INSTRUCTION: Output the full listing below exactly as it reads, and skip anything that is a picture.

(Data records)

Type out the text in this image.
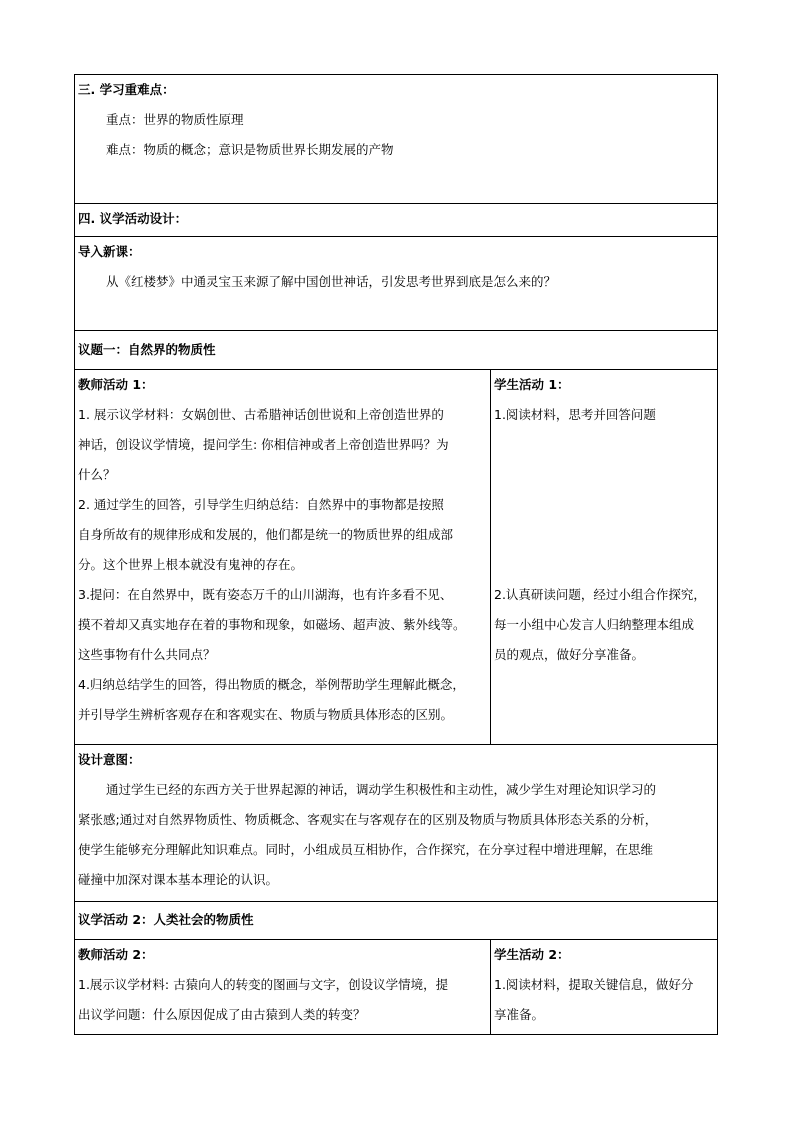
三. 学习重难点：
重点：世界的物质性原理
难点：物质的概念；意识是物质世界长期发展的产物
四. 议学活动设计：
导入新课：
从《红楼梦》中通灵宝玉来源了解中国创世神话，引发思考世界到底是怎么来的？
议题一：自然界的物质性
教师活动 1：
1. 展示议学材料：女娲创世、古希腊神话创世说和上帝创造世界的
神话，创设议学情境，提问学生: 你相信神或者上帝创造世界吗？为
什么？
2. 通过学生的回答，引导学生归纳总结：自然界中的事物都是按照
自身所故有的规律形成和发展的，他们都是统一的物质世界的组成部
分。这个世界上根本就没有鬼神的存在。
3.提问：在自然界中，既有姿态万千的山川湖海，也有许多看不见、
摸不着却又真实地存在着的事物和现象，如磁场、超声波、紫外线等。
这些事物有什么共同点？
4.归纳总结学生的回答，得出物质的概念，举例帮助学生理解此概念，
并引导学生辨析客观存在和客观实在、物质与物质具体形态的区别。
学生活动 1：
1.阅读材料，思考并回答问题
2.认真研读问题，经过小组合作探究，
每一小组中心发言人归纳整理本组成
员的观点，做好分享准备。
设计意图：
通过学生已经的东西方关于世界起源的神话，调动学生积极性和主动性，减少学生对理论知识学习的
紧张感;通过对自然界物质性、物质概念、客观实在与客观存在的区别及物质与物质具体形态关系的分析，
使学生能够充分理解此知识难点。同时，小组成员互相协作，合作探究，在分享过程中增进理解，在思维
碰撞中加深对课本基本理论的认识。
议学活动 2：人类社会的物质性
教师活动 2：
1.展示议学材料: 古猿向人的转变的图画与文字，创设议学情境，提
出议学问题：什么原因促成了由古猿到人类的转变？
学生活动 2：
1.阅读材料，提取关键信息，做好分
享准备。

EXERCISE SOLUTION:
Type out the text in this image.
三. 学习重难点：
重点：世界的物质性原理
难点：物质的概念；意识是物质世界长期发展的产物
四. 议学活动设计：
导入新课：
从《红楼梦》中通灵宝玉来源了解中国创世神话，引发思考世界到底是怎么来的？
议题一：自然界的物质性
教师活动 1：
1. 展示议学材料：女娲创世、古希腊神话创世说和上帝创造世界的
神话，创设议学情境，提问学生: 你相信神或者上帝创造世界吗？为
什么？
2. 通过学生的回答，引导学生归纳总结：自然界中的事物都是按照
自身所故有的规律形成和发展的，他们都是统一的物质世界的组成部
分。这个世界上根本就没有鬼神的存在。
3.提问：在自然界中，既有姿态万千的山川湖海，也有许多看不见、
摸不着却又真实地存在着的事物和现象，如磁场、超声波、紫外线等。
这些事物有什么共同点？
4.归纳总结学生的回答，得出物质的概念，举例帮助学生理解此概念，
并引导学生辨析客观存在和客观实在、物质与物质具体形态的区别。
学生活动 1：
1.阅读材料，思考并回答问题
2.认真研读问题，经过小组合作探究，
每一小组中心发言人归纳整理本组成
员的观点，做好分享准备。
设计意图：
通过学生已经的东西方关于世界起源的神话，调动学生积极性和主动性，减少学生对理论知识学习的
紧张感;通过对自然界物质性、物质概念、客观实在与客观存在的区别及物质与物质具体形态关系的分析，
使学生能够充分理解此知识难点。同时，小组成员互相协作，合作探究，在分享过程中增进理解，在思维
碰撞中加深对课本基本理论的认识。
议学活动 2：人类社会的物质性
教师活动 2：
1.展示议学材料: 古猿向人的转变的图画与文字，创设议学情境，提
出议学问题：什么原因促成了由古猿到人类的转变？
学生活动 2：
1.阅读材料，提取关键信息，做好分
享准备。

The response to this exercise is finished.